=== WHAT YOU HAVE TO DO ===
Copy the stretch of the email about the actor claim from "There are JWT claims that have" through "from RFC 7519." word for word.

=== EXCERPT PROVIDED ===

Eric, I realize you weren't particularly impressed by my prior statements
about the actor claim but, for lack of knowing what else to say, I'm going
to kind of repeat what I said about it over in the Phabricator tool
<https://mozphab-ietf.devsvcdev.mozaws.net/D4278#inline-1600> and add a
little color.

The actor claim is intended as a way to express that delegation has
happened and identify the entities involved. Access control or other
decisions based on it are at the discretion of the consumer of the token
based on whatever policy might be in place.

There are JWT claims that have concise processing rules with respect to
whether or not the JWT can be accepted as valid. Some examples are "aud"
(Audience), "exp" (Expiration Time), and "nbf" (Not Before) from RFC 7519.
E.g. if the token is expired or was intended for someone or something else,
reject it.

And there are JWT claims that appropriately don't specify such processing
rules and are solely statements of fact or circumstance. Also from RFC
7519, the "sub" (Subject) and "iat" (Issued At) claims are good examples of
such. There might be application or policy specific rules applied to the
content of those kinds of claims (e.g. only subjects from a particular
organization are able to access tenant specific data or, less realistic but
still possible, disallow access for tokens issued outside of regular
business hours) but that's all outside the scope of a specification's
definition of the claim.

The actor claim falls into the latter category. It's a way for the issuer
of the token to tell the consumer of the token what is going on. But any
action to take (or not) based on that information is at the discretion of
the token consumer. I honestly don't know it could be anything more. And
don't think it should be.

=== DATA EXCERPTS ===
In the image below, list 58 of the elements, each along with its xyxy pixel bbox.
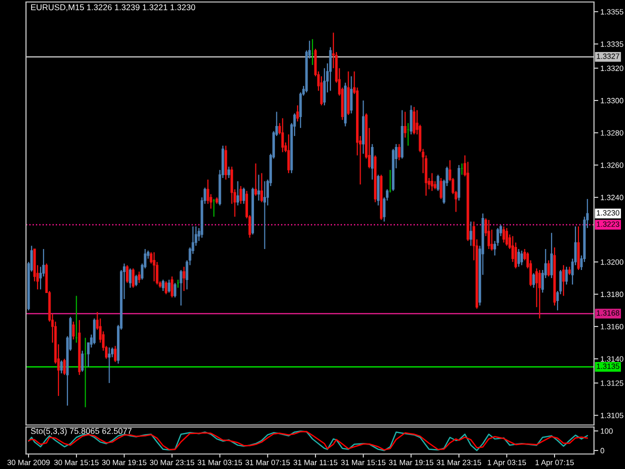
candlestick (410, 104, 412, 135)
candlestick (168, 279, 170, 294)
candlestick (404, 111, 406, 138)
candlestick (182, 266, 186, 292)
candlestick (436, 174, 440, 192)
candlestick (114, 345, 117, 363)
candlestick (72, 321, 75, 340)
candlestick (81, 350, 84, 372)
candlestick (60, 360, 63, 374)
candlestick (287, 134, 290, 174)
candlestick (242, 187, 246, 204)
candlestick (296, 104, 299, 122)
candlestick (132, 268, 134, 288)
candlestick (430, 172, 434, 192)
candlestick (329, 46, 332, 92)
candlestick (517, 248, 520, 268)
candlestick (398, 144, 400, 161)
chart-title: Sto(5,3,3) 75.8065 62.5077 (30, 428, 132, 436)
candlestick (138, 271, 140, 284)
candlestick (263, 180, 266, 250)
candlestick (488, 219, 490, 250)
candlestick (236, 180, 240, 206)
candlestick (412, 106, 416, 135)
candlestick (93, 318, 96, 345)
candlestick (254, 162, 257, 196)
candlestick (228, 166, 230, 179)
candlestick (550, 232, 553, 279)
candlestick (520, 250, 523, 266)
candlestick (174, 282, 176, 298)
candlestick (108, 346, 111, 384)
candlestick (180, 269, 182, 306)
candlestick (562, 264, 565, 296)
candlestick (505, 227, 508, 246)
candlestick (206, 179, 210, 204)
candlestick (538, 269, 541, 319)
candlestick (370, 144, 374, 180)
chart-title: EURUSD,M15 1.3226 1.3239 1.3221 1.3230 (31, 4, 196, 12)
candlestick (239, 186, 242, 204)
candlestick (440, 177, 442, 200)
candlestick (320, 76, 323, 106)
candlestick (63, 358, 66, 376)
candlestick (134, 274, 138, 287)
candlestick (162, 279, 164, 292)
candlestick (350, 76, 353, 114)
candlestick (164, 280, 168, 295)
candlestick (260, 172, 263, 203)
candlestick (128, 268, 132, 288)
candlestick (323, 68, 326, 106)
candlestick (281, 118, 284, 153)
candlestick (532, 272, 535, 288)
candlestick (170, 276, 174, 298)
candlestick (470, 221, 472, 246)
candlestick (547, 260, 550, 278)
candlestick (502, 226, 506, 244)
candlestick (565, 266, 568, 286)
candlestick (126, 264, 128, 284)
candlestick (152, 252, 156, 282)
candlestick (257, 174, 260, 202)
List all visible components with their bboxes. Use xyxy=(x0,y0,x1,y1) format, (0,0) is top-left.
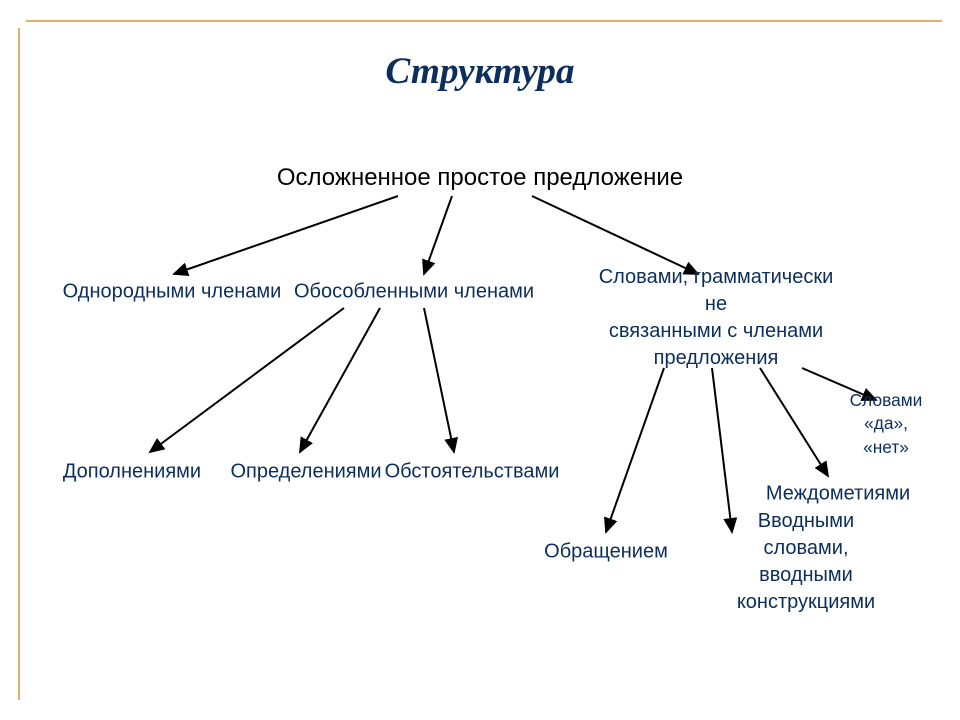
node-opr: Определениями xyxy=(230,459,381,486)
edge-gram-obr xyxy=(606,368,664,532)
node-mezh: Междометиями xyxy=(766,481,910,508)
node-root: Осложненное простое предложение xyxy=(277,162,683,194)
edge-isol-opr xyxy=(300,308,380,452)
edge-gram-mezh xyxy=(760,368,828,476)
node-gram: Словами, грамматически не связанными с ч… xyxy=(594,264,838,372)
node-obst: Обстоятельствами xyxy=(385,459,560,486)
node-vvod: Вводными словами, вводными конструкциями xyxy=(729,508,883,616)
edge-isol-dop xyxy=(150,308,344,452)
frame-left xyxy=(18,28,20,700)
edge-root-gram xyxy=(532,196,698,274)
edge-root-homog xyxy=(174,196,398,274)
node-homog: Однородными членами xyxy=(63,279,282,306)
node-isol: Обособленными членами xyxy=(294,279,534,306)
edge-root-isol xyxy=(424,196,452,274)
node-dop: Дополнениями xyxy=(63,459,201,486)
diagram-title: Структура xyxy=(0,50,960,93)
edge-isol-obst xyxy=(424,308,454,452)
node-danet: Словами «да», «нет» xyxy=(849,389,923,459)
frame-top xyxy=(26,20,942,22)
node-obr: Обращением xyxy=(544,539,668,566)
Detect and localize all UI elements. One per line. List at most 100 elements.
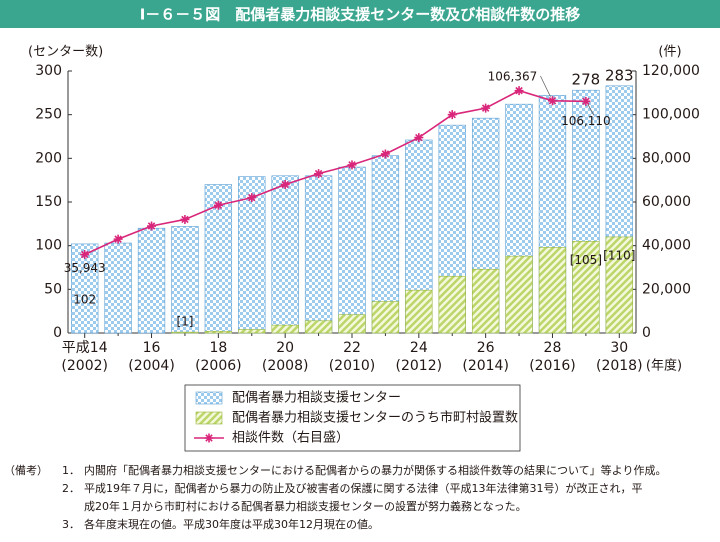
notes-label: （備考） bbox=[4, 464, 48, 477]
y2-tick-label: 20,000 bbox=[642, 281, 691, 297]
note-number: 2． bbox=[62, 482, 80, 495]
line-marker bbox=[514, 86, 524, 96]
line-marker bbox=[247, 193, 257, 203]
x-tick-sublabel: (2010) bbox=[329, 358, 376, 374]
y2-tick-label: 60,000 bbox=[642, 194, 691, 210]
x-tick-label: 16 bbox=[143, 340, 161, 356]
note-number: 3． bbox=[62, 518, 80, 531]
x-tick-label: 26 bbox=[477, 340, 495, 356]
value-label: [1] bbox=[176, 315, 193, 329]
line-marker bbox=[447, 110, 457, 120]
bar bbox=[238, 176, 266, 334]
bar bbox=[338, 314, 366, 334]
bar bbox=[338, 166, 366, 334]
title-bar bbox=[0, 0, 720, 28]
line bbox=[84, 89, 586, 256]
x-tick-label: 平成14 bbox=[62, 340, 108, 356]
x-tick-label: 24 bbox=[410, 340, 428, 356]
x-tick-sublabel: (2008) bbox=[262, 358, 309, 374]
x-tick-sublabel: (2004) bbox=[128, 358, 175, 374]
y2-axis-label: (件) bbox=[658, 45, 681, 60]
legend-label: 相談件数（右目盛） bbox=[232, 430, 349, 446]
note-number: 1． bbox=[62, 464, 80, 477]
line-marker bbox=[547, 96, 557, 106]
y-tick-label: 50 bbox=[44, 281, 62, 297]
bar bbox=[238, 329, 266, 334]
value-label: 283 bbox=[605, 66, 634, 84]
note-text: 平成19年７月に，配偶者から暴力の防止及び被害者の保護に関する法律（平成13年法… bbox=[84, 481, 642, 495]
line-marker bbox=[180, 214, 190, 224]
bar bbox=[204, 330, 233, 334]
bar bbox=[271, 324, 299, 334]
line-marker bbox=[80, 250, 90, 260]
legend-label: 配偶者暴力相談支援センター bbox=[232, 390, 401, 406]
line-marker bbox=[347, 160, 357, 170]
legend-marker bbox=[204, 433, 214, 443]
line-marker bbox=[113, 234, 123, 244]
y2-tick-label: 100,000 bbox=[642, 107, 700, 123]
note-text: 成20年１月から市町村における配偶者暴力相談支援センターの設置が努力義務となった… bbox=[84, 499, 527, 513]
legend-swatch bbox=[195, 391, 223, 405]
line-marker bbox=[314, 169, 324, 179]
y2-tick-label: 120,000 bbox=[642, 63, 700, 79]
x-tick-sublabel: (2002) bbox=[61, 358, 108, 374]
y2-tick-label: 40,000 bbox=[642, 238, 691, 254]
bar bbox=[405, 289, 433, 334]
y-axis-label: (センター数) bbox=[28, 45, 103, 60]
bar bbox=[104, 242, 132, 334]
line-marker bbox=[414, 133, 424, 143]
x-tick-label: 18 bbox=[209, 340, 227, 356]
line-marker bbox=[481, 103, 491, 113]
bar bbox=[304, 175, 333, 334]
leader-line bbox=[587, 104, 595, 116]
note-text: 内閣府「配偶者暴力相談支援センターにおける配偶者からの暴力が関係する相談件数等の… bbox=[84, 463, 666, 477]
bar bbox=[605, 236, 633, 334]
x-tick-sublabel: (2006) bbox=[195, 358, 242, 374]
note-text: 各年度末現在の値。平成30年度は平成30年12月現在の値。 bbox=[84, 517, 379, 531]
y2-tick-label: 80,000 bbox=[642, 150, 691, 166]
bar bbox=[538, 247, 567, 334]
bar bbox=[438, 275, 466, 334]
line-marker bbox=[581, 96, 591, 106]
line-marker bbox=[380, 149, 390, 159]
y-tick-label: 200 bbox=[35, 150, 62, 166]
legend-label: 配偶者暴力相談支援センターのうち市町村設置数 bbox=[232, 410, 518, 426]
x-tick-label: 20 bbox=[276, 340, 294, 356]
y-tick-label: 250 bbox=[35, 107, 62, 123]
legend-box bbox=[184, 384, 521, 452]
bar bbox=[471, 268, 500, 334]
x-unit-label: (年度) bbox=[646, 358, 682, 374]
x-tick-sublabel: (2012) bbox=[396, 358, 443, 374]
y-tick-label: 300 bbox=[35, 63, 62, 79]
bar bbox=[137, 227, 166, 334]
value-label: 106,367 bbox=[488, 70, 538, 84]
x-tick-sublabel: (2014) bbox=[462, 358, 509, 374]
x-tick-sublabel: (2016) bbox=[529, 358, 576, 374]
line-marker bbox=[280, 180, 290, 190]
value-label: 106,110 bbox=[561, 114, 611, 128]
value-label: 278 bbox=[572, 71, 601, 89]
bar bbox=[271, 175, 299, 334]
value-label: [110] bbox=[603, 248, 635, 262]
y-tick-label: 0 bbox=[53, 325, 62, 341]
x-tick-label: 22 bbox=[343, 340, 361, 356]
x-tick-sublabel: (2018) bbox=[596, 358, 643, 374]
value-label: 102 bbox=[73, 292, 96, 306]
bar bbox=[572, 241, 600, 334]
y2-tick-label: 0 bbox=[642, 325, 651, 341]
x-tick-label: 28 bbox=[544, 340, 562, 356]
y-tick-label: 150 bbox=[35, 194, 62, 210]
bar bbox=[171, 226, 199, 334]
x-tick-label: 30 bbox=[610, 340, 628, 356]
line-marker bbox=[213, 200, 223, 210]
bar bbox=[171, 331, 199, 334]
y-tick-label: 100 bbox=[35, 238, 62, 254]
bar bbox=[505, 255, 533, 334]
title: Ⅰ－６－５図 配偶者暴力相談支援センター数及び相談件数の推移 bbox=[140, 6, 581, 24]
legend-swatch bbox=[195, 411, 223, 425]
bar bbox=[371, 301, 400, 334]
leader-line bbox=[540, 75, 551, 97]
line-marker bbox=[147, 221, 157, 231]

=== OUTPUT ===
There are JWT claims that have concise processing rules with respect to
whether or not the JWT can be accepted as valid. Some examples are "aud"
(Audience), "exp" (Expiration Time), and "nbf" (Not Before) from RFC 7519.